* Start DATASET ENTRIES *

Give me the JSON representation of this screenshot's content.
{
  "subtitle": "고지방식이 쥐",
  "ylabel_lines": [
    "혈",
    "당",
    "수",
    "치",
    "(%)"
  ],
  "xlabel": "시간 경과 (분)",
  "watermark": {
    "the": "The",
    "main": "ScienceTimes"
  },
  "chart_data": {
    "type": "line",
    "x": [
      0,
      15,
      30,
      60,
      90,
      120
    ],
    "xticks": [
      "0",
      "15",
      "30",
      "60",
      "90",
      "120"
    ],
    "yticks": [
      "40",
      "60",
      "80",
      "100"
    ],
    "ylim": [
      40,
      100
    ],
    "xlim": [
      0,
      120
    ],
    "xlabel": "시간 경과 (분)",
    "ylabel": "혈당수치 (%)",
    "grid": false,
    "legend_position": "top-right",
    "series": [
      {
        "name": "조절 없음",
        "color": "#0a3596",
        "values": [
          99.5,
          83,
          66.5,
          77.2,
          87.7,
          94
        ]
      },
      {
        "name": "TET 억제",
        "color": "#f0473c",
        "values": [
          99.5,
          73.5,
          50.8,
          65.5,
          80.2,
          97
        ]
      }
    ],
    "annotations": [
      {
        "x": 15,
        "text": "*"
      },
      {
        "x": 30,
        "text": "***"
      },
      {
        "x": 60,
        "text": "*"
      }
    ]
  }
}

* End DATASET ENTRIES *

Output each entry precisely as given.

Give me the JSON representation of this screenshot's content.
{
  "subtitle": "고지방식이 쥐",
  "ylabel_lines": [
    "혈",
    "당",
    "수",
    "치",
    "(%)"
  ],
  "xlabel": "시간 경과 (분)",
  "watermark": {
    "the": "The",
    "main": "ScienceTimes"
  },
  "chart_data": {
    "type": "line",
    "x": [
      0,
      15,
      30,
      60,
      90,
      120
    ],
    "xticks": [
      "0",
      "15",
      "30",
      "60",
      "90",
      "120"
    ],
    "yticks": [
      "40",
      "60",
      "80",
      "100"
    ],
    "ylim": [
      40,
      100
    ],
    "xlim": [
      0,
      120
    ],
    "xlabel": "시간 경과 (분)",
    "ylabel": "혈당수치 (%)",
    "grid": false,
    "legend_position": "top-right",
    "series": [
      {
        "name": "조절 없음",
        "color": "#0a3596",
        "values": [
          99.5,
          83,
          66.5,
          77.2,
          87.7,
          94
        ]
      },
      {
        "name": "TET 억제",
        "color": "#f0473c",
        "values": [
          99.5,
          73.5,
          50.8,
          65.5,
          80.2,
          97
        ]
      }
    ],
    "annotations": [
      {
        "x": 15,
        "text": "*"
      },
      {
        "x": 30,
        "text": "***"
      },
      {
        "x": 60,
        "text": "*"
      }
    ]
  }
}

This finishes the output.